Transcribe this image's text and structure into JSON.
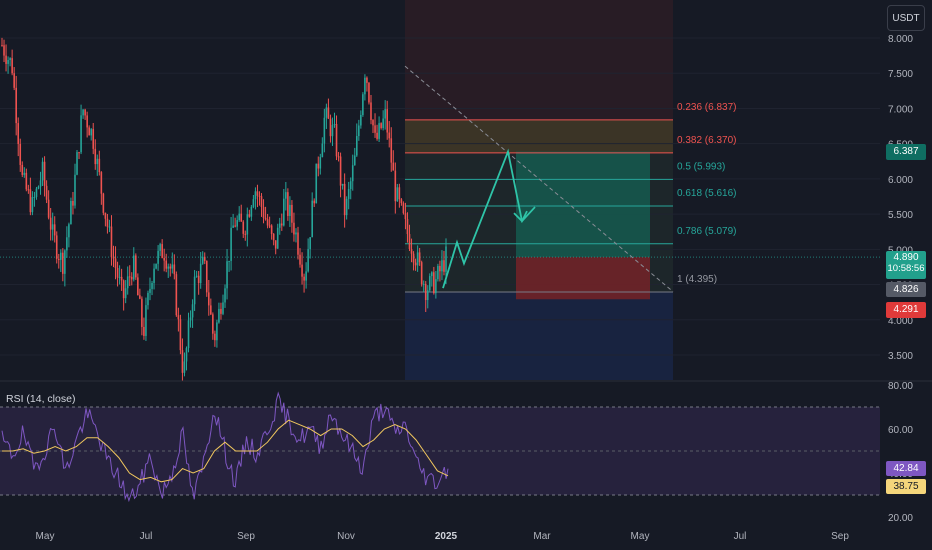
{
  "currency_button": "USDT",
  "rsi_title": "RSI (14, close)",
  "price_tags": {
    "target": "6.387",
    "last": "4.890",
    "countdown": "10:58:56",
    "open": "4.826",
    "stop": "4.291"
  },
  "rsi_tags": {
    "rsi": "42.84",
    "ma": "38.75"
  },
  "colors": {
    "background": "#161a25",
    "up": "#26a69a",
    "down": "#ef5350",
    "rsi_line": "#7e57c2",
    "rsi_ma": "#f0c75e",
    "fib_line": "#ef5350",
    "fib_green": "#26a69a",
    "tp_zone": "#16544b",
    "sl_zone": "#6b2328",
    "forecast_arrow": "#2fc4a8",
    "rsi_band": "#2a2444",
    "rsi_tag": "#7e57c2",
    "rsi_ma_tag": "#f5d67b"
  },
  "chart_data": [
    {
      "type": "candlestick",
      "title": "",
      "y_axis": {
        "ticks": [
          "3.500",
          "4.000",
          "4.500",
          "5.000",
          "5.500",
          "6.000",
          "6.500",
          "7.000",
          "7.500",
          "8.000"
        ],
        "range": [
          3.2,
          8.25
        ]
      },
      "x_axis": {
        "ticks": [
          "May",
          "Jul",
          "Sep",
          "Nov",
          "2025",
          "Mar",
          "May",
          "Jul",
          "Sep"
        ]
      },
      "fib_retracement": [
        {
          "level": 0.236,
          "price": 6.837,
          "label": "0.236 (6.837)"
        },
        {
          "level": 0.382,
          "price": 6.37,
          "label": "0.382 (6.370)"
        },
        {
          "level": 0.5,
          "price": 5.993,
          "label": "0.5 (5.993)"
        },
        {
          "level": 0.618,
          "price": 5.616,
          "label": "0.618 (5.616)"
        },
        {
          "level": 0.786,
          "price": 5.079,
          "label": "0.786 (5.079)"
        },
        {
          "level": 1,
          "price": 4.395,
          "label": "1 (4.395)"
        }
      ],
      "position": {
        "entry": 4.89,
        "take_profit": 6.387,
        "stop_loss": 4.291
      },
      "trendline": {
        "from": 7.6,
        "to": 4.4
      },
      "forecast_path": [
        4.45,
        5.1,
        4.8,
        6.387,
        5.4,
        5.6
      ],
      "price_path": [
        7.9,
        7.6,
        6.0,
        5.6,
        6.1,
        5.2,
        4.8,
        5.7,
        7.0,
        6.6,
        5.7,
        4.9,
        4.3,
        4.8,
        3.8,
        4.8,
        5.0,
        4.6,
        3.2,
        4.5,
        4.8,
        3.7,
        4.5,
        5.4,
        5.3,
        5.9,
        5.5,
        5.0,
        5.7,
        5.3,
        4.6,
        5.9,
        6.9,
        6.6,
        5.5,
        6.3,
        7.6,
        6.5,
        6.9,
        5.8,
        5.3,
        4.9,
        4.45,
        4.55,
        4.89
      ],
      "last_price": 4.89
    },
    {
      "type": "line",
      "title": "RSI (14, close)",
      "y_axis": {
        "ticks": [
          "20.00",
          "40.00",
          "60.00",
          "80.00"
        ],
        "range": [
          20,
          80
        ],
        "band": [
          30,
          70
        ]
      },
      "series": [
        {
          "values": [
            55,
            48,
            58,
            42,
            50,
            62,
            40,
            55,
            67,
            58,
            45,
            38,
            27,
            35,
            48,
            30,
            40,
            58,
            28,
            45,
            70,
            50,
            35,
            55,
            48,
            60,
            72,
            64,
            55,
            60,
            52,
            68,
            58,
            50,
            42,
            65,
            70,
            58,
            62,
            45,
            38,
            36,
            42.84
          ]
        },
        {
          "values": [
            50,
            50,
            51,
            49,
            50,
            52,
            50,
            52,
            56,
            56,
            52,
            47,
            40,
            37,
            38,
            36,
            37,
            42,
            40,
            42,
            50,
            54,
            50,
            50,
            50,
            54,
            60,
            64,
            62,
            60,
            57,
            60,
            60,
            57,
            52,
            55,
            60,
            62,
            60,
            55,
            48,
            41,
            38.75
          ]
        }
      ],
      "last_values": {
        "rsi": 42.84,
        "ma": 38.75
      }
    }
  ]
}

────

__DIRECTIVE__
Quote the records in full and exactly; skip any image.

__SOLVED EXERCISE__
Transcribe this image's text and structure into JSON.
{
  "currency_button": "USDT",
  "rsi_title": "RSI (14, close)",
  "price_tags": {
    "target": "6.387",
    "last": "4.890",
    "countdown": "10:58:56",
    "open": "4.826",
    "stop": "4.291"
  },
  "rsi_tags": {
    "rsi": "42.84",
    "ma": "38.75"
  },
  "colors": {
    "background": "#161a25",
    "up": "#26a69a",
    "down": "#ef5350",
    "rsi_line": "#7e57c2",
    "rsi_ma": "#f0c75e",
    "fib_line": "#ef5350",
    "fib_green": "#26a69a",
    "tp_zone": "#16544b",
    "sl_zone": "#6b2328",
    "forecast_arrow": "#2fc4a8",
    "rsi_band": "#2a2444",
    "rsi_tag": "#7e57c2",
    "rsi_ma_tag": "#f5d67b"
  },
  "chart_data": [
    {
      "type": "candlestick",
      "title": "",
      "y_axis": {
        "ticks": [
          "3.500",
          "4.000",
          "4.500",
          "5.000",
          "5.500",
          "6.000",
          "6.500",
          "7.000",
          "7.500",
          "8.000"
        ],
        "range": [
          3.2,
          8.25
        ]
      },
      "x_axis": {
        "ticks": [
          "May",
          "Jul",
          "Sep",
          "Nov",
          "2025",
          "Mar",
          "May",
          "Jul",
          "Sep"
        ]
      },
      "fib_retracement": [
        {
          "level": 0.236,
          "price": 6.837,
          "label": "0.236 (6.837)"
        },
        {
          "level": 0.382,
          "price": 6.37,
          "label": "0.382 (6.370)"
        },
        {
          "level": 0.5,
          "price": 5.993,
          "label": "0.5 (5.993)"
        },
        {
          "level": 0.618,
          "price": 5.616,
          "label": "0.618 (5.616)"
        },
        {
          "level": 0.786,
          "price": 5.079,
          "label": "0.786 (5.079)"
        },
        {
          "level": 1,
          "price": 4.395,
          "label": "1 (4.395)"
        }
      ],
      "position": {
        "entry": 4.89,
        "take_profit": 6.387,
        "stop_loss": 4.291
      },
      "trendline": {
        "from": 7.6,
        "to": 4.4
      },
      "forecast_path": [
        4.45,
        5.1,
        4.8,
        6.387,
        5.4,
        5.6
      ],
      "price_path": [
        7.9,
        7.6,
        6.0,
        5.6,
        6.1,
        5.2,
        4.8,
        5.7,
        7.0,
        6.6,
        5.7,
        4.9,
        4.3,
        4.8,
        3.8,
        4.8,
        5.0,
        4.6,
        3.2,
        4.5,
        4.8,
        3.7,
        4.5,
        5.4,
        5.3,
        5.9,
        5.5,
        5.0,
        5.7,
        5.3,
        4.6,
        5.9,
        6.9,
        6.6,
        5.5,
        6.3,
        7.6,
        6.5,
        6.9,
        5.8,
        5.3,
        4.9,
        4.45,
        4.55,
        4.89
      ],
      "last_price": 4.89
    },
    {
      "type": "line",
      "title": "RSI (14, close)",
      "y_axis": {
        "ticks": [
          "20.00",
          "40.00",
          "60.00",
          "80.00"
        ],
        "range": [
          20,
          80
        ],
        "band": [
          30,
          70
        ]
      },
      "series": [
        {
          "values": [
            55,
            48,
            58,
            42,
            50,
            62,
            40,
            55,
            67,
            58,
            45,
            38,
            27,
            35,
            48,
            30,
            40,
            58,
            28,
            45,
            70,
            50,
            35,
            55,
            48,
            60,
            72,
            64,
            55,
            60,
            52,
            68,
            58,
            50,
            42,
            65,
            70,
            58,
            62,
            45,
            38,
            36,
            42.84
          ]
        },
        {
          "values": [
            50,
            50,
            51,
            49,
            50,
            52,
            50,
            52,
            56,
            56,
            52,
            47,
            40,
            37,
            38,
            36,
            37,
            42,
            40,
            42,
            50,
            54,
            50,
            50,
            50,
            54,
            60,
            64,
            62,
            60,
            57,
            60,
            60,
            57,
            52,
            55,
            60,
            62,
            60,
            55,
            48,
            41,
            38.75
          ]
        }
      ],
      "last_values": {
        "rsi": 42.84,
        "ma": 38.75
      }
    }
  ]
}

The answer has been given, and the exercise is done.